**Prompt:** Every line of the material is to be quoted verbatim, minus the pictures.

**Given records:**
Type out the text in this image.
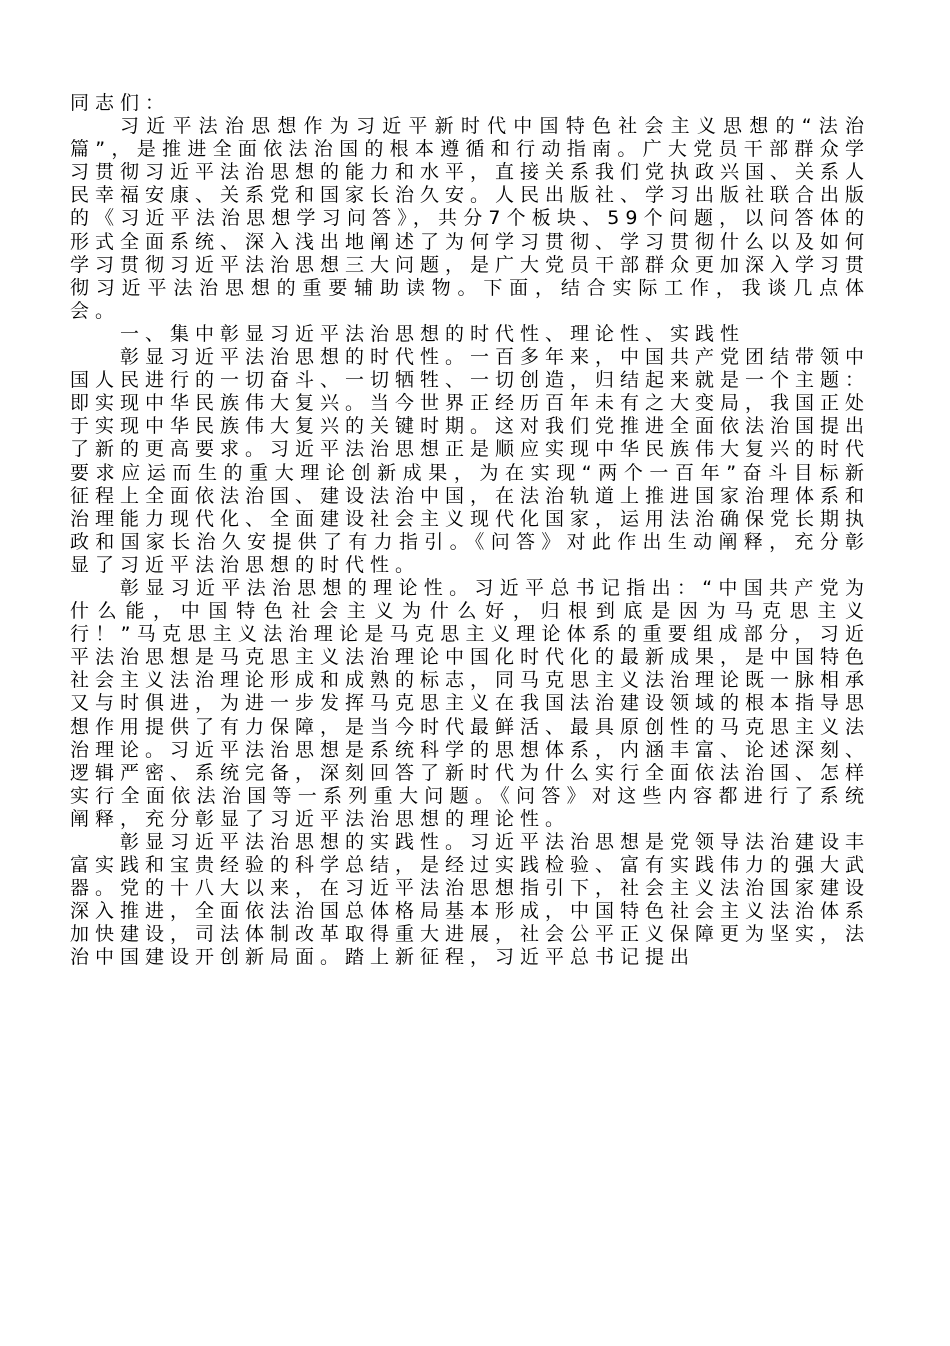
同志们：

习近平法治思想作为习近平新时代中国特色社会主义思想的“法治篇”，是推进全面依法治国的根本遵循和行动指南。广大党员干部群众学习贯彻习近平法治思想的能力和水平，直接关系我们党执政兴国、关系人民幸福安康、关系党和国家长治久安。人民出版社、学习出版社联合出版的《习近平法治思想学习问答》，共分7个板块、59个问题，以问答体的形式全面系统、深入浅出地阐述了为何学习贯彻、学习贯彻什么以及如何学习贯彻习近平法治思想三大问题，是广大党员干部群众更加深入学习贯彻习近平法治思想的重要辅助读物。下面，结合实际工作，我谈几点体会。

一、集中彰显习近平法治思想的时代性、理论性、实践性

彰显习近平法治思想的时代性。一百多年来，中国共产党团结带领中国人民进行的一切奋斗、一切牺牲、一切创造，归结起来就是一个主题：即实现中华民族伟大复兴。当今世界正经历百年未有之大变局，我国正处于实现中华民族伟大复兴的关键时期。这对我们党推进全面依法治国提出了新的更高要求。习近平法治思想正是顺应实现中华民族伟大复兴的时代要求应运而生的重大理论创新成果，为在实现“两个一百年”奋斗目标新征程上全面依法治国、建设法治中国，在法治轨道上推进国家治理体系和治理能力现代化、全面建设社会主义现代化国家，运用法治确保党长期执政和国家长治久安提供了有力指引。《问答》对此作出生动阐释，充分彰显了习近平法治思想的时代性。

彰显习近平法治思想的理论性。习近平总书记指出：“中国共产党为什么能，中国特色社会主义为什么好，归根到底是因为马克思主义行！”马克思主义法治理论是马克思主义理论体系的重要组成部分，习近平法治思想是马克思主义法治理论中国化时代化的最新成果，是中国特色社会主义法治理论形成和成熟的标志，同马克思主义法治理论既一脉相承又与时俱进，为进一步发挥马克思主义在我国法治建设领域的根本指导思想作用提供了有力保障，是当今时代最鲜活、最具原创性的马克思主义法治理论。习近平法治思想是系统科学的思想体系，内涵丰富、论述深刻、逻辑严密、系统完备，深刻回答了新时代为什么实行全面依法治国、怎样实行全面依法治国等一系列重大问题。《问答》对这些内容都进行了系统阐释，充分彰显了习近平法治思想的理论性。

彰显习近平法治思想的实践性。习近平法治思想是党领导法治建设丰富实践和宝贵经验的科学总结，是经过实践检验、富有实践伟力的强大武器。党的十八大以来，在习近平法治思想指引下，社会主义法治国家建设深入推进，全面依法治国总体格局基本形成，中国特色社会主义法治体系加快建设，司法体制改革取得重大进展，社会公平正义保障更为坚实，法治中国建设开创新局面。踏上新征程，习近平总书记提出
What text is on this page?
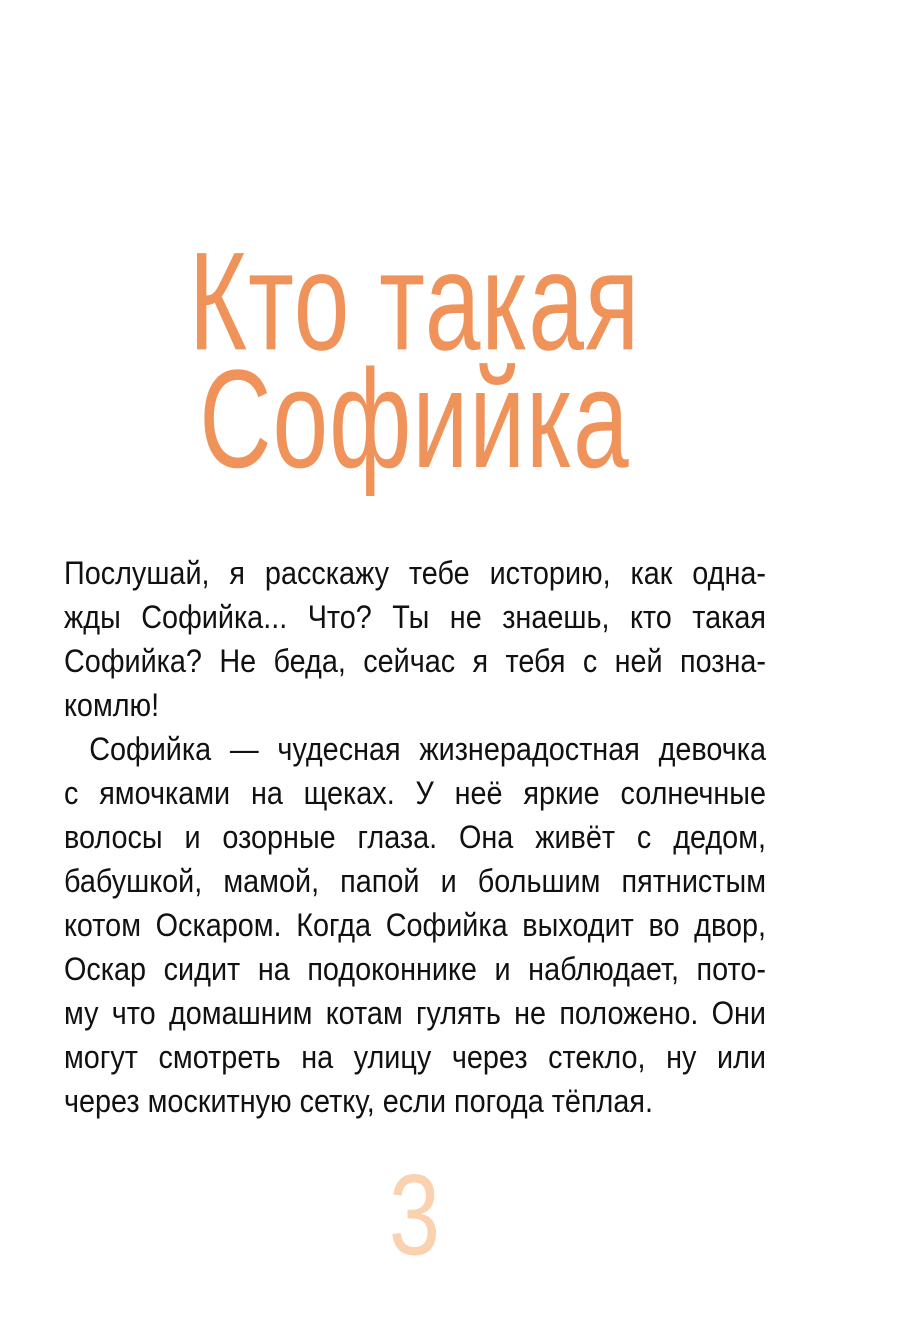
Кто такая
Софийка
Послушай, я расскажу тебе историю, как одна-
жды Софийка... Что? Ты не знаешь, кто такая
Софийка? Не беда, сейчас я тебя с ней позна-
комлю!
Софийка — чудесная жизнерадостная девочка
с ямочками на щеках. У неё яркие солнечные
волосы и озорные глаза. Она живёт с дедом,
бабушкой, мамой, папой и большим пятнистым
котом Оскаром. Когда Софийка выходит во двор,
Оскар сидит на подоконнике и наблюдает, пото-
му что домашним котам гулять не положено. Они
могут смотреть на улицу через стекло, ну или
через москитную сетку, если погода тёплая.
3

**Result:**
Type out the text in this image.
同志们：

习近平法治思想作为习近平新时代中国特色社会主义思想的“法治篇”，是推进全面依法治国的根本遵循和行动指南。广大党员干部群众学习贯彻习近平法治思想的能力和水平，直接关系我们党执政兴国、关系人民幸福安康、关系党和国家长治久安。人民出版社、学习出版社联合出版的《习近平法治思想学习问答》，共分7个板块、59个问题，以问答体的形式全面系统、深入浅出地阐述了为何学习贯彻、学习贯彻什么以及如何学习贯彻习近平法治思想三大问题，是广大党员干部群众更加深入学习贯彻习近平法治思想的重要辅助读物。下面，结合实际工作，我谈几点体会。

一、集中彰显习近平法治思想的时代性、理论性、实践性

彰显习近平法治思想的时代性。一百多年来，中国共产党团结带领中国人民进行的一切奋斗、一切牺牲、一切创造，归结起来就是一个主题：即实现中华民族伟大复兴。当今世界正经历百年未有之大变局，我国正处于实现中华民族伟大复兴的关键时期。这对我们党推进全面依法治国提出了新的更高要求。习近平法治思想正是顺应实现中华民族伟大复兴的时代要求应运而生的重大理论创新成果，为在实现“两个一百年”奋斗目标新征程上全面依法治国、建设法治中国，在法治轨道上推进国家治理体系和治理能力现代化、全面建设社会主义现代化国家，运用法治确保党长期执政和国家长治久安提供了有力指引。《问答》对此作出生动阐释，充分彰显了习近平法治思想的时代性。

彰显习近平法治思想的理论性。习近平总书记指出：“中国共产党为什么能，中国特色社会主义为什么好，归根到底是因为马克思主义行！”马克思主义法治理论是马克思主义理论体系的重要组成部分，习近平法治思想是马克思主义法治理论中国化时代化的最新成果，是中国特色社会主义法治理论形成和成熟的标志，同马克思主义法治理论既一脉相承又与时俱进，为进一步发挥马克思主义在我国法治建设领域的根本指导思想作用提供了有力保障，是当今时代最鲜活、最具原创性的马克思主义法治理论。习近平法治思想是系统科学的思想体系，内涵丰富、论述深刻、逻辑严密、系统完备，深刻回答了新时代为什么实行全面依法治国、怎样实行全面依法治国等一系列重大问题。《问答》对这些内容都进行了系统阐释，充分彰显了习近平法治思想的理论性。

彰显习近平法治思想的实践性。习近平法治思想是党领导法治建设丰富实践和宝贵经验的科学总结，是经过实践检验、富有实践伟力的强大武器。党的十八大以来，在习近平法治思想指引下，社会主义法治国家建设深入推进，全面依法治国总体格局基本形成，中国特色社会主义法治体系加快建设，司法体制改革取得重大进展，社会公平正义保障更为坚实，法治中国建设开创新局面。踏上新征程，习近平总书记提出
What text is on this page?
Кто такая
Софийка
Послушай, я расскажу тебе историю, как одна-
жды Софийка... Что? Ты не знаешь, кто такая
Софийка? Не беда, сейчас я тебя с ней позна-
комлю!
Софийка — чудесная жизнерадостная девочка
с ямочками на щеках. У неё яркие солнечные
волосы и озорные глаза. Она живёт с дедом,
бабушкой, мамой, папой и большим пятнистым
котом Оскаром. Когда Софийка выходит во двор,
Оскар сидит на подоконнике и наблюдает, пото-
му что домашним котам гулять не положено. Они
могут смотреть на улицу через стекло, ну или
через москитную сетку, если погода тёплая.
3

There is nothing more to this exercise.